**What you will do**
What lines in the records below contain the string "Reichsminister"? Copy every one.

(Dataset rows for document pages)
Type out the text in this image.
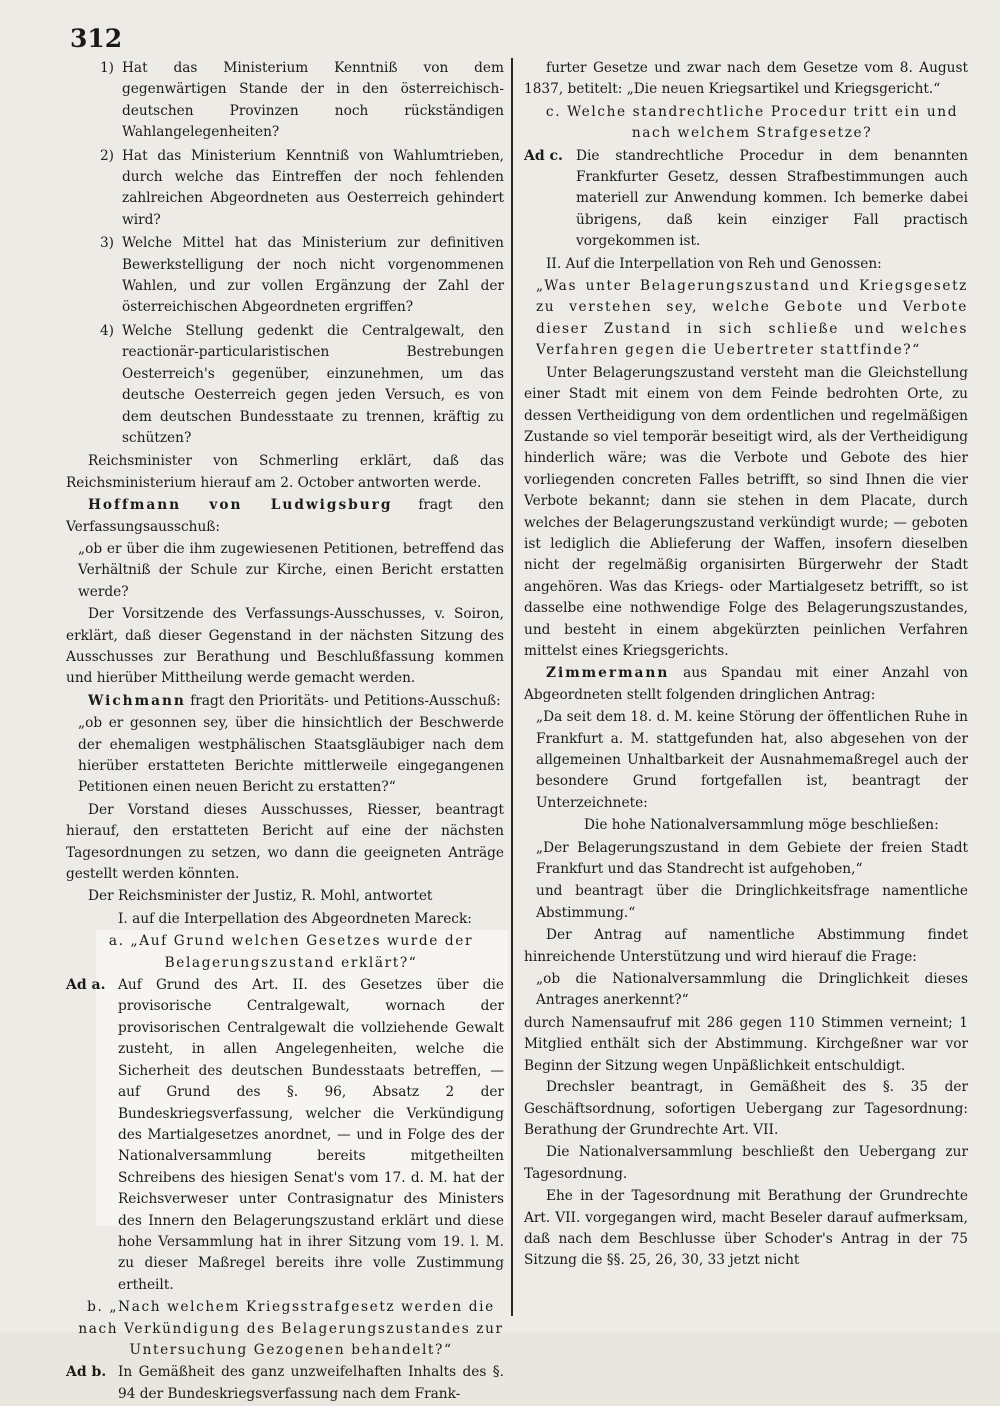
312
1) Hat das Ministerium Kenntniß von dem gegenwärtigen Stande der in den österreichisch-deutschen Provinzen noch rückständigen Wahlangelegenheiten?
2) Hat das Ministerium Kenntniß von Wahlumtrieben, durch welche das Eintreffen der noch fehlenden zahlreichen Abgeordneten aus Oesterreich gehindert wird?
3) Welche Mittel hat das Ministerium zur definitiven Bewerkstelligung der noch nicht vorgenommenen Wahlen, und zur vollen Ergänzung der Zahl der österreichischen Abgeordneten ergriffen?
4) Welche Stellung gedenkt die Centralgewalt, den reactionär-particularistischen Bestrebungen Oesterreich's gegenüber, einzunehmen, um das deutsche Oesterreich gegen jeden Versuch, es von dem deutschen Bundesstaate zu trennen, kräftig zu schützen?

Reichsminister von Schmerling erklärt, daß das Reichsministerium hierauf am 2. October antworten werde.

Hoffmann von Ludwigsburg fragt den Verfassungsausschuß:

„ob er über die ihm zugewiesenen Petitionen, betreffend das Verhältniß der Schule zur Kirche, einen Bericht erstatten werde?

Der Vorsitzende des Verfassungs-Ausschusses, v. Soiron, erklärt, daß dieser Gegenstand in der nächsten Sitzung des Ausschusses zur Berathung und Beschlußfassung kommen und hierüber Mittheilung werde gemacht werden.

Wichmann fragt den Prioritäts- und Petitions-Ausschuß:

„ob er gesonnen sey, über die hinsichtlich der Beschwerde der ehemaligen westphälischen Staatsgläubiger nach dem hierüber erstatteten Berichte mittlerweile eingegangenen Petitionen einen neuen Bericht zu erstatten?“

Der Vorstand dieses Ausschusses, Riesser, beantragt hierauf, den erstatteten Bericht auf eine der nächsten Tagesordnungen zu setzen, wo dann die geeigneten Anträge gestellt werden könnten.

Der Reichsminister der Justiz, R. Mohl, antwortet

I. auf die Interpellation des Abgeordneten Mareck:

a. „Auf Grund welchen Gesetzes wurde der Belagerungszustand erklärt?“

Ad a. Auf Grund des Art. II. des Gesetzes über die provisorische Centralgewalt, wornach der provisorischen Centralgewalt die vollziehende Gewalt zusteht, in allen Angelegenheiten, welche die Sicherheit des deutschen Bundesstaats betreffen, — auf Grund des §. 96, Absatz 2 der Bundeskriegsverfassung, welcher die Verkündigung des Martialgesetzes anordnet, — und in Folge des der Nationalversammlung bereits mitgetheilten Schreibens des hiesigen Senat's vom 17. d. M. hat der Reichsverweser unter Contrasignatur des Ministers des Innern den Belagerungszustand erklärt und diese hohe Versammlung hat in ihrer Sitzung vom 19. l. M. zu dieser Maßregel bereits ihre volle Zustimmung ertheilt.

b. „Nach welchem Kriegsstrafgesetz werden die nach Verkündigung des Belagerungszustandes zur Untersuchung Gezogenen behandelt?“

Ad b. In Gemäßheit des ganz unzweifelhaften Inhalts des §. 94 der Bundeskriegsverfassung nach dem Frank-

furter Gesetze und zwar nach dem Gesetze vom 8. August 1837, betitelt: „Die neuen Kriegsartikel und Kriegsgericht.“

c. Welche standrechtliche Procedur tritt ein und nach welchem Strafgesetze?

Ad c. Die standrechtliche Procedur in dem benannten Frankfurter Gesetz, dessen Strafbestimmungen auch materiell zur Anwendung kommen. Ich bemerke dabei übrigens, daß kein einziger Fall practisch vorgekommen ist.

II. Auf die Interpellation von Reh und Genossen:

„Was unter Belagerungszustand und Kriegsgesetz zu verstehen sey, welche Gebote und Verbote dieser Zustand in sich schließe und welches Verfahren gegen die Uebertreter stattfinde?“

Unter Belagerungszustand versteht man die Gleichstellung einer Stadt mit einem von dem Feinde bedrohten Orte, zu dessen Vertheidigung von dem ordentlichen und regelmäßigen Zustande so viel temporär beseitigt wird, als der Vertheidigung hinderlich wäre; was die Verbote und Gebote des hier vorliegenden concreten Falles betrifft, so sind Ihnen die vier Verbote bekannt; dann sie stehen in dem Placate, durch welches der Belagerungszustand verkündigt wurde; — geboten ist lediglich die Ablieferung der Waffen, insofern dieselben nicht der regelmäßig organisirten Bürgerwehr der Stadt angehören. Was das Kriegs- oder Martialgesetz betrifft, so ist dasselbe eine nothwendige Folge des Belagerungszustandes, und besteht in einem abgekürzten peinlichen Verfahren mittelst eines Kriegsgerichts.

Zimmermann aus Spandau mit einer Anzahl von Abgeordneten stellt folgenden dringlichen Antrag:

„Da seit dem 18. d. M. keine Störung der öffentlichen Ruhe in Frankfurt a. M. stattgefunden hat, also abgesehen von der allgemeinen Unhaltbarkeit der Ausnahmemaßregel auch der besondere Grund fortgefallen ist, beantragt der Unterzeichnete:

Die hohe Nationalversammlung möge beschließen:

„Der Belagerungszustand in dem Gebiete der freien Stadt Frankfurt und das Standrecht ist aufgehoben,“

und beantragt über die Dringlichkeitsfrage namentliche Abstimmung.“

Der Antrag auf namentliche Abstimmung findet hinreichende Unterstützung und wird hierauf die Frage:

„ob die Nationalversammlung die Dringlichkeit dieses Antrages anerkennt?“

durch Namensaufruf mit 286 gegen 110 Stimmen verneint; 1 Mitglied enthält sich der Abstimmung. Kirchgeßner war vor Beginn der Sitzung wegen Unpäßlichkeit entschuldigt.

Drechsler beantragt, in Gemäßheit des §. 35 der Geschäftsordnung, sofortigen Uebergang zur Tagesordnung: Berathung der Grundrechte Art. VII.

Die Nationalversammlung beschließt den Uebergang zur Tagesordnung.

Ehe in der Tagesordnung mit Berathung der Grundrechte Art. VII. vorgegangen wird, macht Beseler darauf aufmerksam, daß nach dem Beschlusse über Schoder's Antrag in der 75 Sitzung die §§. 25, 26, 30, 33 jetzt nicht
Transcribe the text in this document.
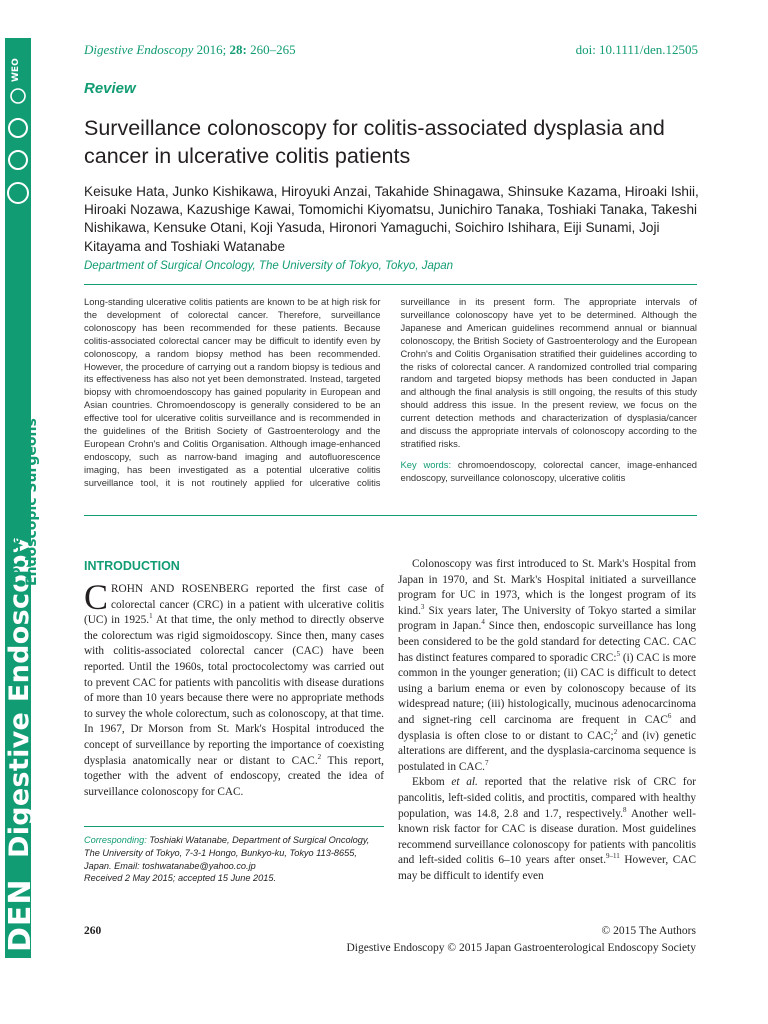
WEO
Digestive Endoscopy
DEN
For Gastroenterologists and Endoscopic Surgeons
Digestive Endoscopy 2016; 28: 260–265	doi: 10.1111/den.12505
Review
Surveillance colonoscopy for colitis-associated dysplasia and cancer in ulcerative colitis patients
Keisuke Hata, Junko Kishikawa, Hiroyuki Anzai, Takahide Shinagawa, Shinsuke Kazama, Hiroaki Ishii, Hiroaki Nozawa, Kazushige Kawai, Tomomichi Kiyomatsu, Junichiro Tanaka, Toshiaki Tanaka, Takeshi Nishikawa, Kensuke Otani, Koji Yasuda, Hironori Yamaguchi, Soichiro Ishihara, Eiji Sunami, Joji Kitayama and Toshiaki Watanabe
Department of Surgical Oncology, The University of Tokyo, Tokyo, Japan

Long-standing ulcerative colitis patients are known to be at high risk for the development of colorectal cancer. Therefore, surveillance colonoscopy has been recommended for these patients. Because colitis-associated colorectal cancer may be difficult to identify even by colonoscopy, a random biopsy method has been recommended. However, the procedure of carrying out a random biopsy is tedious and its effectiveness has also not yet been demonstrated. Instead, targeted biopsy with chromoendoscopy has gained popularity in European and Asian countries. Chromoendoscopy is generally considered to be an effective tool for ulcerative colitis surveillance and is recommended in the guidelines of the British Society of Gastroenterology and the European Crohn's and Colitis Organisation. Although image-enhanced endoscopy, such as narrow-band imaging and autofluorescence imaging, has been investigated as a potential ulcerative colitis surveillance tool, it is not routinely applied for ulcerative colitis surveillance in its present form. The appropriate intervals of surveillance colonoscopy have yet to be determined. Although the Japanese and American guidelines recommend annual or biannual colonoscopy, the British Society of Gastroenterology and the European Crohn's and Colitis Organisation stratified their guidelines according to the risks of colorectal cancer. A randomized controlled trial comparing random and targeted biopsy methods has been conducted in Japan and although the final analysis is still ongoing, the results of this study should address this issue. In the present review, we focus on the current detection methods and characterization of dysplasia/cancer and discuss the appropriate intervals of colonoscopy according to the stratified risks.

Key words: chromoendoscopy, colorectal cancer, image-enhanced endoscopy, surveillance colonoscopy, ulcerative colitis

INTRODUCTION

CROHN AND ROSENBERG reported the first case of colorectal cancer (CRC) in a patient with ulcerative colitis (UC) in 1925.$^1$ At that time, the only method to directly observe the colorectum was rigid sigmoidoscopy. Since then, many cases with colitis-associated colorectal cancer (CAC) have been reported. Until the 1960s, total proctocolectomy was carried out to prevent CAC for patients with pancolitis with disease durations of more than 10 years because there were no appropriate methods to survey the whole colorectum, such as colonoscopy, at that time. In 1967, Dr Morson from St. Mark's Hospital introduced the concept of surveillance by reporting the importance of coexisting dysplasia anatomically near or distant to CAC.$^2$ This report, together with the advent of endoscopy, created the idea of surveillance colonoscopy for CAC.

Colonoscopy was first introduced to St. Mark's Hospital from Japan in 1970, and St. Mark's Hospital initiated a surveillance program for UC in 1973, which is the longest program of its kind.$^3$ Six years later, The University of Tokyo started a similar program in Japan.$^4$ Since then, endoscopic surveillance has long been considered to be the gold standard for detecting CAC. CAC has distinct features compared to sporadic CRC:$^5$ (i) CAC is more common in the younger generation; (ii) CAC is difficult to detect using a barium enema or even by colonoscopy because of its widespread nature; (iii) histologically, mucinous adenocarcinoma and signet-ring cell carcinoma are frequent in CAC$^6$ and dysplasia is often close to or distant to CAC;$^2$ and (iv) genetic alterations are different, and the dysplasia-carcinoma sequence is postulated in CAC.$^7$

Ekbom et al. reported that the relative risk of CRC for pancolitis, left-sided colitis, and proctitis, compared with healthy population, was 14.8, 2.8 and 1.7, respectively.$^8$ Another well-known risk factor for CAC is disease duration. Most guidelines recommend surveillance colonoscopy for patients with pancolitis and left-sided colitis 6–10 years after onset.$^{9-11}$ However, CAC may be difficult to identify even

Corresponding: Toshiaki Watanabe, Department of Surgical Oncology, The University of Tokyo, 7-3-1 Hongo, Bunkyo-ku, Tokyo 113-8655, Japan. Email: toshwatanabe@yahoo.co.jp
Received 2 May 2015; accepted 15 June 2015.
260	© 2015 The Authors
Digestive Endoscopy © 2015 Japan Gastroenterological Endoscopy Society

**Task response**
Reichsminister von Schmerling erklärt, daß das Reichsministerium hierauf am 2. October antworten werde.
Der Reichsminister der Justiz, R. Mohl, antwortet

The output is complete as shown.